● **STATED PROBLEM**: Every record below should be printed exactly as it appears.

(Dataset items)
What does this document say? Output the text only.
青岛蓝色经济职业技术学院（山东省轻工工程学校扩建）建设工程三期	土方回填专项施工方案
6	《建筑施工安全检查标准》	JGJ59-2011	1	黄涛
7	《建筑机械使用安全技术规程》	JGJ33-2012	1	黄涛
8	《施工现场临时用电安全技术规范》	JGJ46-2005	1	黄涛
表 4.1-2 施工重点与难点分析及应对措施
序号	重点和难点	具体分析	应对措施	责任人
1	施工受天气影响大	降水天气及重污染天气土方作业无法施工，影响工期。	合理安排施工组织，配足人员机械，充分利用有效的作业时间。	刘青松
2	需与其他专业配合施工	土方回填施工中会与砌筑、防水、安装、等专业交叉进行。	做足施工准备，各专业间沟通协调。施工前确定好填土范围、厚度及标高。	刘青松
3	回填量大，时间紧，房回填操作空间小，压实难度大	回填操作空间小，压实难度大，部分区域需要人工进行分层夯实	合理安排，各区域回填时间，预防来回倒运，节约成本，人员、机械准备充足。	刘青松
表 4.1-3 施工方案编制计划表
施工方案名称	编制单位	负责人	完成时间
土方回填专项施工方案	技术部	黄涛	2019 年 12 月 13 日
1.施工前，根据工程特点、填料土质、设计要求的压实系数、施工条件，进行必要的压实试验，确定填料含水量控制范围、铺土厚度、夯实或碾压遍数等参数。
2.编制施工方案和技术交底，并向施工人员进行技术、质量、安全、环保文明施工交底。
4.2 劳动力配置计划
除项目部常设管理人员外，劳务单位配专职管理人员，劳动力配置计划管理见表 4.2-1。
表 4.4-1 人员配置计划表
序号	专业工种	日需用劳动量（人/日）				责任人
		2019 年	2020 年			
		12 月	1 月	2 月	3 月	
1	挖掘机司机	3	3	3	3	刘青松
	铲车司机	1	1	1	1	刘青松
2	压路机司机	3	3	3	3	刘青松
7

● **WORKED ANSWER**:
What does this document say? Output the text only.
青岛蓝色经济职业技术学院（山东省轻工工程学校扩建）建设工程三期	土方回填专项施工方案
6	《建筑施工安全检查标准》	JGJ59-2011	1	黄涛
7	《建筑机械使用安全技术规程》	JGJ33-2012	1	黄涛
8	《施工现场临时用电安全技术规范》	JGJ46-2005	1	黄涛
表 4.1-2 施工重点与难点分析及应对措施
序号	重点和难点	具体分析	应对措施	责任人
1	施工受天气影响大	降水天气及重污染天气土方作业无法施工，影响工期。	合理安排施工组织，配足人员机械，充分利用有效的作业时间。	刘青松
2	需与其他专业配合施工	土方回填施工中会与砌筑、防水、安装、等专业交叉进行。	做足施工准备，各专业间沟通协调。施工前确定好填土范围、厚度及标高。	刘青松
3	回填量大，时间紧，房回填操作空间小，压实难度大	回填操作空间小，压实难度大，部分区域需要人工进行分层夯实	合理安排，各区域回填时间，预防来回倒运，节约成本，人员、机械准备充足。	刘青松
表 4.1-3 施工方案编制计划表
施工方案名称	编制单位	负责人	完成时间
土方回填专项施工方案	技术部	黄涛	2019 年 12 月 13 日
1.施工前，根据工程特点、填料土质、设计要求的压实系数、施工条件，进行必要的压实试验，确定填料含水量控制范围、铺土厚度、夯实或碾压遍数等参数。
2.编制施工方案和技术交底，并向施工人员进行技术、质量、安全、环保文明施工交底。
4.2 劳动力配置计划
除项目部常设管理人员外，劳务单位配专职管理人员，劳动力配置计划管理见表 4.2-1。
表 4.4-1 人员配置计划表
序号	专业工种	日需用劳动量（人/日）				责任人
		2019 年	2020 年			
		12 月	1 月	2 月	3 月	
1	挖掘机司机	3	3	3	3	刘青松
	铲车司机	1	1	1	1	刘青松
2	压路机司机	3	3	3	3	刘青松
7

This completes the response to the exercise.